::: DATA FOR THIS EXERCISE
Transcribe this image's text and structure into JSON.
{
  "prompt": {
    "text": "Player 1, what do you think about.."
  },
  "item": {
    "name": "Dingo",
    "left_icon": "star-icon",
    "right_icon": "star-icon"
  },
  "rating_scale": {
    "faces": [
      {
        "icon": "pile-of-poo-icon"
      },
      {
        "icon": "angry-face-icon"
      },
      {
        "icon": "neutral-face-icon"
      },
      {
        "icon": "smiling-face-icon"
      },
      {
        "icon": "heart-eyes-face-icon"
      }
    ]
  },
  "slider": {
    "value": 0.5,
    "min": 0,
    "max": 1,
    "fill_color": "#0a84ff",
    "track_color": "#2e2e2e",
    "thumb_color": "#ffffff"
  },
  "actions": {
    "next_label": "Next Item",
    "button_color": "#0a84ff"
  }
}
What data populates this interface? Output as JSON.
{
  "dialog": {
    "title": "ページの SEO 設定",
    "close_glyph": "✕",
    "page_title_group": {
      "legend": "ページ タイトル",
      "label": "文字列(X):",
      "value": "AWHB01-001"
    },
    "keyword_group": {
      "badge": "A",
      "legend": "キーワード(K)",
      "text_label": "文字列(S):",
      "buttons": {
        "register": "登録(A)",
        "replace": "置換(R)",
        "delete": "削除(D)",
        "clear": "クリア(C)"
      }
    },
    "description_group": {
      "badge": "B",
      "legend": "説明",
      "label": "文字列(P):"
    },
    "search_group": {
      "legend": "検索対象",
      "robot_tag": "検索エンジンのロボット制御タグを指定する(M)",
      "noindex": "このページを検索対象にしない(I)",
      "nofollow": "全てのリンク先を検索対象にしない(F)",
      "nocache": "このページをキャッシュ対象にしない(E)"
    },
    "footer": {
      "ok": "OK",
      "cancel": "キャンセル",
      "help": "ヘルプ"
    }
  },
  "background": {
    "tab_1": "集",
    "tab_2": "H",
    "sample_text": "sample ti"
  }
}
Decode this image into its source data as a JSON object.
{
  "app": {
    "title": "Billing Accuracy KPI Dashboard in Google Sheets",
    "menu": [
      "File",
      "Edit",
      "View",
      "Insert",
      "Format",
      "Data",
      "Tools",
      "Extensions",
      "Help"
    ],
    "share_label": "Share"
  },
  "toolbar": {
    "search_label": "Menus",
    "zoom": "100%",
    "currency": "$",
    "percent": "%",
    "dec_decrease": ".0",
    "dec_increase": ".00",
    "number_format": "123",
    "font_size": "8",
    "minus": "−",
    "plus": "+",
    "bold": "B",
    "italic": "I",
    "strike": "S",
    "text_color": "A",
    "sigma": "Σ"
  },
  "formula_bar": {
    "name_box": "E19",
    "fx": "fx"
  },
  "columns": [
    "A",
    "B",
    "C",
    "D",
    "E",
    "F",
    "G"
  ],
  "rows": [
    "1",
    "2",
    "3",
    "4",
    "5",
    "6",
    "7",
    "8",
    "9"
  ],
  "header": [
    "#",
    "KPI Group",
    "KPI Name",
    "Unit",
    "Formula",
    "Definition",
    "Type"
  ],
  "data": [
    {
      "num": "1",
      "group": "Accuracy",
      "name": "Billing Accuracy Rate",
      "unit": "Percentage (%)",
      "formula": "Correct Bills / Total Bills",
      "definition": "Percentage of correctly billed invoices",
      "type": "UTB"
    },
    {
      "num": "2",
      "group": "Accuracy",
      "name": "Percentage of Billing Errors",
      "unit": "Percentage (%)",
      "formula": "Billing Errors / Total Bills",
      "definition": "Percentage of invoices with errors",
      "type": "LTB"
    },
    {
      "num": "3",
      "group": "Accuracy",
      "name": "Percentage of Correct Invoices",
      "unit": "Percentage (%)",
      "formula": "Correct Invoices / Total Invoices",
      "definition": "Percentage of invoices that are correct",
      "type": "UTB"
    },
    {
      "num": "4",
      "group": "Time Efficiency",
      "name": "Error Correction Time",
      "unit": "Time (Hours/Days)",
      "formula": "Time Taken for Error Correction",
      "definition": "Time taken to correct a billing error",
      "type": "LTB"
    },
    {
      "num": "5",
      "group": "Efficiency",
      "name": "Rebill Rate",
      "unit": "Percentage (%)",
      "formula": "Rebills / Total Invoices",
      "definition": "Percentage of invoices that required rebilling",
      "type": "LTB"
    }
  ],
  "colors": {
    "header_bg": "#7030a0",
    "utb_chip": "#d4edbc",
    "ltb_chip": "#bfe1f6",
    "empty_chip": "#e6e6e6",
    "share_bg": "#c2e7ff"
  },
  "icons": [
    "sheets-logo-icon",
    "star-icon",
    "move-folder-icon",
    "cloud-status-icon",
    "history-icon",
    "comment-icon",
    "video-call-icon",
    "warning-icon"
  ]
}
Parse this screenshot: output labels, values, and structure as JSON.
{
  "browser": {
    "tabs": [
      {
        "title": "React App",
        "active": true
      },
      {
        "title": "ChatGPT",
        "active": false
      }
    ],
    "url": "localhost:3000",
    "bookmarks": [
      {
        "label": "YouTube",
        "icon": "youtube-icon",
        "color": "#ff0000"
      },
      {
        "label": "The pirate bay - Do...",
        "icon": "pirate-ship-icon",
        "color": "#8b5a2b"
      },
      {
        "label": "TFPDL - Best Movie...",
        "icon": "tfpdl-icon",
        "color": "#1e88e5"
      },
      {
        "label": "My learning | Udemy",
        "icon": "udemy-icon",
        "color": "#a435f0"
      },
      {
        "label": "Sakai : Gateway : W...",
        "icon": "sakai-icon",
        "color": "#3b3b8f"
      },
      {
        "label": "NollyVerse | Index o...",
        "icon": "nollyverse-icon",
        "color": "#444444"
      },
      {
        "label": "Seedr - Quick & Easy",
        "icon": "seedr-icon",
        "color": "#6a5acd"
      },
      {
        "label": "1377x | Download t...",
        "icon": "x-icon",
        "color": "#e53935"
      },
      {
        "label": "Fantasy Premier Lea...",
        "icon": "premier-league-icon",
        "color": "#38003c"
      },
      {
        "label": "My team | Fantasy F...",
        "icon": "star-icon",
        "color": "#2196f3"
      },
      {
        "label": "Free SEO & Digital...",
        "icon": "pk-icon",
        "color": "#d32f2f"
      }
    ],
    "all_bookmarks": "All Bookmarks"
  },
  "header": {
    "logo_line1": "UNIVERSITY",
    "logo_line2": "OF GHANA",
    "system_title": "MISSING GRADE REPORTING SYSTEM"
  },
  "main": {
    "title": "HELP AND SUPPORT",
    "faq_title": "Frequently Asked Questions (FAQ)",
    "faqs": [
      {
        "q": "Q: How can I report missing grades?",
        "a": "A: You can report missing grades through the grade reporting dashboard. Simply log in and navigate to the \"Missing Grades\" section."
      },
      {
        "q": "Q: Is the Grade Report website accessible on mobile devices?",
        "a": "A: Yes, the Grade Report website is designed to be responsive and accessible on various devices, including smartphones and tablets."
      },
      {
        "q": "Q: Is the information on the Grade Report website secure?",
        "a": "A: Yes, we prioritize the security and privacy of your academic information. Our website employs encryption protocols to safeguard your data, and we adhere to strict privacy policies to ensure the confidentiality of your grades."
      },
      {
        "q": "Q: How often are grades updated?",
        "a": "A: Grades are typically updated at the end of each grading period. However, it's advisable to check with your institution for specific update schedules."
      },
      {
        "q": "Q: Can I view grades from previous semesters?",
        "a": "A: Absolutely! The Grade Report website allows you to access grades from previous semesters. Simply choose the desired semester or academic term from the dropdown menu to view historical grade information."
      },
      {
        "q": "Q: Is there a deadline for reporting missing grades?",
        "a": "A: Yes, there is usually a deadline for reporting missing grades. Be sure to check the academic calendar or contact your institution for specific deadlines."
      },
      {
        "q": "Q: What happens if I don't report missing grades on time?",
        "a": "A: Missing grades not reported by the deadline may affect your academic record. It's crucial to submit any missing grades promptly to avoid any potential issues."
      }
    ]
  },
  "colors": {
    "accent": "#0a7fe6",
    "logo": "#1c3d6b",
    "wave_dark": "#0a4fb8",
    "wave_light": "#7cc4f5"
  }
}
::::::
▶ _WHAT THE TASK REQUIRES_
Select the lines that carry the string "accessible" and copy them.

▶ _SOLVED PROBLEM_
        "q": "Q: Is the Grade Report website accessible on mobile devices?",
        "a": "A: Yes, the Grade Report website is designed to be responsive and accessible on various devices, including smartphones and tablets."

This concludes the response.